DATA PROVIDED »
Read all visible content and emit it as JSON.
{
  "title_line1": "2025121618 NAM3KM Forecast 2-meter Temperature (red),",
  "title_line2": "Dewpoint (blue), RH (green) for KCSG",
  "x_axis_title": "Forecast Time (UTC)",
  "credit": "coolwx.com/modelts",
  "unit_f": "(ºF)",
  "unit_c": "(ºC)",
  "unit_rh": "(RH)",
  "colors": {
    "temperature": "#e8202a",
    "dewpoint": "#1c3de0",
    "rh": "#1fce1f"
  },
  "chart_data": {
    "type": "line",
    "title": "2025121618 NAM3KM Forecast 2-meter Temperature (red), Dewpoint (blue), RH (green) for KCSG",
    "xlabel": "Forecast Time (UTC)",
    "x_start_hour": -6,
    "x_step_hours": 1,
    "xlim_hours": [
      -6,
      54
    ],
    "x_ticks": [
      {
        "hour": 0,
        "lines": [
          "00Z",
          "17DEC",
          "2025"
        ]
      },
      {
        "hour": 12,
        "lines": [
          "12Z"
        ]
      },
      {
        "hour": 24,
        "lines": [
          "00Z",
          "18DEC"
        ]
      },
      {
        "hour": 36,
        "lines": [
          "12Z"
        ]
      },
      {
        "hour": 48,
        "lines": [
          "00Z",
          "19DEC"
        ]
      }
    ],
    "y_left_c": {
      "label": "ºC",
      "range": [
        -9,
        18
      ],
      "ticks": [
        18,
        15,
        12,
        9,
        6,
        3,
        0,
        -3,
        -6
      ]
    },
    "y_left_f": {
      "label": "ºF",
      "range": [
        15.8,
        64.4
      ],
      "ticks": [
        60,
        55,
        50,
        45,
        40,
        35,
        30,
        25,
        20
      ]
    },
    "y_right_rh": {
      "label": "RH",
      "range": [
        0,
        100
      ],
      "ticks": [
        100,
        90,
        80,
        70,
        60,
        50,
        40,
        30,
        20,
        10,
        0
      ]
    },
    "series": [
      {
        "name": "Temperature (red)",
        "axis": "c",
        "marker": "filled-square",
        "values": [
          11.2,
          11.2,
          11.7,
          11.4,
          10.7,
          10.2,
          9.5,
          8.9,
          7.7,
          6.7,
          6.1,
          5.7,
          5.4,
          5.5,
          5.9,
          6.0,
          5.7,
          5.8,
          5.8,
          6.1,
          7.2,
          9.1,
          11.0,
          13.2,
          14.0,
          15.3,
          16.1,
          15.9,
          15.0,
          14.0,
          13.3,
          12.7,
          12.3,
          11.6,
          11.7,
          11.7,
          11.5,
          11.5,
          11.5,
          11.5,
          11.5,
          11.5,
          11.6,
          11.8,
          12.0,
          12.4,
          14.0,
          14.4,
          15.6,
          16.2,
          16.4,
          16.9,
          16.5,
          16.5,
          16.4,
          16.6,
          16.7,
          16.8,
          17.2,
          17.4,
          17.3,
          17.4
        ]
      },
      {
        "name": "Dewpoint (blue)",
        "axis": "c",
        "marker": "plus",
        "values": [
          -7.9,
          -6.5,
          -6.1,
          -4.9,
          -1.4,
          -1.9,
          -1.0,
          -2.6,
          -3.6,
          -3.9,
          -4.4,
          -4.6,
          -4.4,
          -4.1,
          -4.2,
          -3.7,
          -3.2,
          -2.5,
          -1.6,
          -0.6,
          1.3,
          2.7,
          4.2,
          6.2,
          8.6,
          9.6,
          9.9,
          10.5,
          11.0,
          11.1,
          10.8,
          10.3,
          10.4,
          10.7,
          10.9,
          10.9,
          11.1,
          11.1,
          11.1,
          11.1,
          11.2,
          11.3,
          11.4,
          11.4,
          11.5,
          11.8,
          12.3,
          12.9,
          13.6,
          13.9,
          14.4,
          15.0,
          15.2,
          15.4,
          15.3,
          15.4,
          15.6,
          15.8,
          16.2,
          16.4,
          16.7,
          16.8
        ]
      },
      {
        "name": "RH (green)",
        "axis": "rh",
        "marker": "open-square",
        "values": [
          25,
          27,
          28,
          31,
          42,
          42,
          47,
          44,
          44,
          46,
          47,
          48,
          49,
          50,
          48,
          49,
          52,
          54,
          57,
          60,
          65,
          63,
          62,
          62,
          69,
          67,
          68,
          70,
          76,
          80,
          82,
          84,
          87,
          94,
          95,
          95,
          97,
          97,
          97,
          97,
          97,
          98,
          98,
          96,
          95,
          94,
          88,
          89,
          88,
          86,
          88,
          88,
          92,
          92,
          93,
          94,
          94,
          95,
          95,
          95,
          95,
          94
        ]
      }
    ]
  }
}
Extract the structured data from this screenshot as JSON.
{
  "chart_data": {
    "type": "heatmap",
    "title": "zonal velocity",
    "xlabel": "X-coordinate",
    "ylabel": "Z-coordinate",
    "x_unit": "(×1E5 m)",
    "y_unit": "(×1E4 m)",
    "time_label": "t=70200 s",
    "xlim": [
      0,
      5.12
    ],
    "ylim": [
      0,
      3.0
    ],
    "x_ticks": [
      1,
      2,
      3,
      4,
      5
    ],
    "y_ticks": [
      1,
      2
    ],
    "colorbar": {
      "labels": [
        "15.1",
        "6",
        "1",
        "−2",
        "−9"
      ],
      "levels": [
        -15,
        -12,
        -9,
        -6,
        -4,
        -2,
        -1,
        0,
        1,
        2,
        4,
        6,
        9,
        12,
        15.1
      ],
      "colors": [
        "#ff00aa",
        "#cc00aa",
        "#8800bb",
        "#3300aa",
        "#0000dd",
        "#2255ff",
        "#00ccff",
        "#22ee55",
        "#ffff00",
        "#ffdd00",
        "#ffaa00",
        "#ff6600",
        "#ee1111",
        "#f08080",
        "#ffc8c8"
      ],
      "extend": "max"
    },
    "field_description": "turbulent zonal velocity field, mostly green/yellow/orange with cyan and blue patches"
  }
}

WHAT IS BEING ASKED » Take the lines above from the one holding "Extract the structured" to the last and output them exactly.

TASK RESULT »
Extract the structured data from this screenshot as JSON.
{
  "chart_data": {
    "type": "heatmap",
    "title": "zonal velocity",
    "xlabel": "X-coordinate",
    "ylabel": "Z-coordinate",
    "x_unit": "(×1E5 m)",
    "y_unit": "(×1E4 m)",
    "time_label": "t=70200 s",
    "xlim": [
      0,
      5.12
    ],
    "ylim": [
      0,
      3.0
    ],
    "x_ticks": [
      1,
      2,
      3,
      4,
      5
    ],
    "y_ticks": [
      1,
      2
    ],
    "colorbar": {
      "labels": [
        "15.1",
        "6",
        "1",
        "−2",
        "−9"
      ],
      "levels": [
        -15,
        -12,
        -9,
        -6,
        -4,
        -2,
        -1,
        0,
        1,
        2,
        4,
        6,
        9,
        12,
        15.1
      ],
      "colors": [
        "#ff00aa",
        "#cc00aa",
        "#8800bb",
        "#3300aa",
        "#0000dd",
        "#2255ff",
        "#00ccff",
        "#22ee55",
        "#ffff00",
        "#ffdd00",
        "#ffaa00",
        "#ff6600",
        "#ee1111",
        "#f08080",
        "#ffc8c8"
      ],
      "extend": "max"
    },
    "field_description": "turbulent zonal velocity field, mostly green/yellow/orange with cyan and blue patches"
  }
}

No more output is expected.